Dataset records
⟨

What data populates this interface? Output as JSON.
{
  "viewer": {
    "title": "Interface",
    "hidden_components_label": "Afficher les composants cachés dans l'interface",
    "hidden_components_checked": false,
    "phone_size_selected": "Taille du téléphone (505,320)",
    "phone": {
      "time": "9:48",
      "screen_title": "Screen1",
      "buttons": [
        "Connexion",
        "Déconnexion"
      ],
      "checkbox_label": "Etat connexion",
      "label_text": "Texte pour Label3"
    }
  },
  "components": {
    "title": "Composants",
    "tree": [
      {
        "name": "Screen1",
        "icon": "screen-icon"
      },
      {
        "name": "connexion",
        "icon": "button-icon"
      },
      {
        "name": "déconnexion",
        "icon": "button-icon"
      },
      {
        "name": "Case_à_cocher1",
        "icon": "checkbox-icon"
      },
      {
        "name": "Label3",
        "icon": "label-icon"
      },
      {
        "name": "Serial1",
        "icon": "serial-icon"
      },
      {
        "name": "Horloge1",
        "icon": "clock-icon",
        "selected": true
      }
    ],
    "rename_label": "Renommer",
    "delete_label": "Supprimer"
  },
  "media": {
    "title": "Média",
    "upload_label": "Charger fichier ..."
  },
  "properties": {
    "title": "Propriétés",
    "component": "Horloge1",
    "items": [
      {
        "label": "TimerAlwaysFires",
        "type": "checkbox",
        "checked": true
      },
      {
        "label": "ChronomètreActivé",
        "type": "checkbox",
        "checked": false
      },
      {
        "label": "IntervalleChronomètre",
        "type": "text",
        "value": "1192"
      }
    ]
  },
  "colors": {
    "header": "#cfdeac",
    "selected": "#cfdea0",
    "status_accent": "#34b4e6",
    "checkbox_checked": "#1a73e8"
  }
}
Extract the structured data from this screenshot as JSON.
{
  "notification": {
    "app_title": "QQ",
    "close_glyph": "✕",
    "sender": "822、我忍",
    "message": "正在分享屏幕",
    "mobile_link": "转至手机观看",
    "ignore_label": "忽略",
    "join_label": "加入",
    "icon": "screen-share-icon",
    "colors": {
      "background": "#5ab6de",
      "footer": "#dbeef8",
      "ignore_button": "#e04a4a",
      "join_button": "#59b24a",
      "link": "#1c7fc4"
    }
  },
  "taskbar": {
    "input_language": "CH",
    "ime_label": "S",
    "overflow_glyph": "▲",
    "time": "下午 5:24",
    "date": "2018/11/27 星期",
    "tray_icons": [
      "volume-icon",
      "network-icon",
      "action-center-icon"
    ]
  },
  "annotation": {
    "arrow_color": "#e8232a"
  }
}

⟩

## Do this:
Extract the full listing and reproduce each line exactly.

## Right answer:
What data populates this interface? Output as JSON.
{
  "viewer": {
    "title": "Interface",
    "hidden_components_label": "Afficher les composants cachés dans l'interface",
    "hidden_components_checked": false,
    "phone_size_selected": "Taille du téléphone (505,320)",
    "phone": {
      "time": "9:48",
      "screen_title": "Screen1",
      "buttons": [
        "Connexion",
        "Déconnexion"
      ],
      "checkbox_label": "Etat connexion",
      "label_text": "Texte pour Label3"
    }
  },
  "components": {
    "title": "Composants",
    "tree": [
      {
        "name": "Screen1",
        "icon": "screen-icon"
      },
      {
        "name": "connexion",
        "icon": "button-icon"
      },
      {
        "name": "déconnexion",
        "icon": "button-icon"
      },
      {
        "name": "Case_à_cocher1",
        "icon": "checkbox-icon"
      },
      {
        "name": "Label3",
        "icon": "label-icon"
      },
      {
        "name": "Serial1",
        "icon": "serial-icon"
      },
      {
        "name": "Horloge1",
        "icon": "clock-icon",
        "selected": true
      }
    ],
    "rename_label": "Renommer",
    "delete_label": "Supprimer"
  },
  "media": {
    "title": "Média",
    "upload_label": "Charger fichier ..."
  },
  "properties": {
    "title": "Propriétés",
    "component": "Horloge1",
    "items": [
      {
        "label": "TimerAlwaysFires",
        "type": "checkbox",
        "checked": true
      },
      {
        "label": "ChronomètreActivé",
        "type": "checkbox",
        "checked": false
      },
      {
        "label": "IntervalleChronomètre",
        "type": "text",
        "value": "1192"
      }
    ]
  },
  "colors": {
    "header": "#cfdeac",
    "selected": "#cfdea0",
    "status_accent": "#34b4e6",
    "checkbox_checked": "#1a73e8"
  }
}
Extract the structured data from this screenshot as JSON.
{
  "notification": {
    "app_title": "QQ",
    "close_glyph": "✕",
    "sender": "822、我忍",
    "message": "正在分享屏幕",
    "mobile_link": "转至手机观看",
    "ignore_label": "忽略",
    "join_label": "加入",
    "icon": "screen-share-icon",
    "colors": {
      "background": "#5ab6de",
      "footer": "#dbeef8",
      "ignore_button": "#e04a4a",
      "join_button": "#59b24a",
      "link": "#1c7fc4"
    }
  },
  "taskbar": {
    "input_language": "CH",
    "ime_label": "S",
    "overflow_glyph": "▲",
    "time": "下午 5:24",
    "date": "2018/11/27 星期",
    "tray_icons": [
      "volume-icon",
      "network-icon",
      "action-center-icon"
    ]
  },
  "annotation": {
    "arrow_color": "#e8232a"
  }
}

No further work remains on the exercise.